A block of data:
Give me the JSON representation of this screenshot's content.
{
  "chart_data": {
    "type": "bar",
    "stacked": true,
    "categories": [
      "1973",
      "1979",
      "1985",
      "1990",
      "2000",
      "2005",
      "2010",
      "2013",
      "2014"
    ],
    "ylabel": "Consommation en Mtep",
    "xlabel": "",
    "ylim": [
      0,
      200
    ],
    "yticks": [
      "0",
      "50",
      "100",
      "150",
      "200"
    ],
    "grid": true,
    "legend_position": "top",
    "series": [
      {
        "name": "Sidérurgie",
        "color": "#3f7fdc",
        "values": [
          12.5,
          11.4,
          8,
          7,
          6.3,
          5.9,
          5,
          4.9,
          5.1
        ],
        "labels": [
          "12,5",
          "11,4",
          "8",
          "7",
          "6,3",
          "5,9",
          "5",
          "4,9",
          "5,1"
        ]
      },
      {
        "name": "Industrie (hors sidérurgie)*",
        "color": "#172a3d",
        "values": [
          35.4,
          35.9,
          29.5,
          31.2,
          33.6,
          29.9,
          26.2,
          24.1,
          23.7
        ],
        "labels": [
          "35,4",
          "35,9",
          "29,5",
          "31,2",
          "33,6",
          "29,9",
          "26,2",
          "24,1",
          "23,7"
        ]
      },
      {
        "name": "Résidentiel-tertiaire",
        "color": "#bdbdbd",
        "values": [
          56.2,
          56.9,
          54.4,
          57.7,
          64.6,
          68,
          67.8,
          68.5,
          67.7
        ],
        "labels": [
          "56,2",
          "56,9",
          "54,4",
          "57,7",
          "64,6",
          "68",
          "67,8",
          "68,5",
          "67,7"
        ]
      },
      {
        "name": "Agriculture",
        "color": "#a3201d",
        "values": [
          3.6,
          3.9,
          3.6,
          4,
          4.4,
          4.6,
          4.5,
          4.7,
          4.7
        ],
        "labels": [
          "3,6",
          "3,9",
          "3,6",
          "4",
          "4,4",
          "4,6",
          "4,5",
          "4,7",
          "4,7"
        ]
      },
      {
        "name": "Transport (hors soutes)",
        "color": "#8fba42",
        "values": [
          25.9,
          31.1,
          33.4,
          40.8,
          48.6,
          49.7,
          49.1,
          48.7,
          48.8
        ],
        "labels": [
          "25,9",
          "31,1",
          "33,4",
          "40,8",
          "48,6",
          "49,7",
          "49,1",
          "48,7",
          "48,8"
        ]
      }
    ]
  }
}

Objective =>
Retype all the records, matching them exactly.

Output of the task =>
Give me the JSON representation of this screenshot's content.
{
  "chart_data": {
    "type": "bar",
    "stacked": true,
    "categories": [
      "1973",
      "1979",
      "1985",
      "1990",
      "2000",
      "2005",
      "2010",
      "2013",
      "2014"
    ],
    "ylabel": "Consommation en Mtep",
    "xlabel": "",
    "ylim": [
      0,
      200
    ],
    "yticks": [
      "0",
      "50",
      "100",
      "150",
      "200"
    ],
    "grid": true,
    "legend_position": "top",
    "series": [
      {
        "name": "Sidérurgie",
        "color": "#3f7fdc",
        "values": [
          12.5,
          11.4,
          8,
          7,
          6.3,
          5.9,
          5,
          4.9,
          5.1
        ],
        "labels": [
          "12,5",
          "11,4",
          "8",
          "7",
          "6,3",
          "5,9",
          "5",
          "4,9",
          "5,1"
        ]
      },
      {
        "name": "Industrie (hors sidérurgie)*",
        "color": "#172a3d",
        "values": [
          35.4,
          35.9,
          29.5,
          31.2,
          33.6,
          29.9,
          26.2,
          24.1,
          23.7
        ],
        "labels": [
          "35,4",
          "35,9",
          "29,5",
          "31,2",
          "33,6",
          "29,9",
          "26,2",
          "24,1",
          "23,7"
        ]
      },
      {
        "name": "Résidentiel-tertiaire",
        "color": "#bdbdbd",
        "values": [
          56.2,
          56.9,
          54.4,
          57.7,
          64.6,
          68,
          67.8,
          68.5,
          67.7
        ],
        "labels": [
          "56,2",
          "56,9",
          "54,4",
          "57,7",
          "64,6",
          "68",
          "67,8",
          "68,5",
          "67,7"
        ]
      },
      {
        "name": "Agriculture",
        "color": "#a3201d",
        "values": [
          3.6,
          3.9,
          3.6,
          4,
          4.4,
          4.6,
          4.5,
          4.7,
          4.7
        ],
        "labels": [
          "3,6",
          "3,9",
          "3,6",
          "4",
          "4,4",
          "4,6",
          "4,5",
          "4,7",
          "4,7"
        ]
      },
      {
        "name": "Transport (hors soutes)",
        "color": "#8fba42",
        "values": [
          25.9,
          31.1,
          33.4,
          40.8,
          48.6,
          49.7,
          49.1,
          48.7,
          48.8
        ],
        "labels": [
          "25,9",
          "31,1",
          "33,4",
          "40,8",
          "48,6",
          "49,7",
          "49,1",
          "48,7",
          "48,8"
        ]
      }
    ]
  }
}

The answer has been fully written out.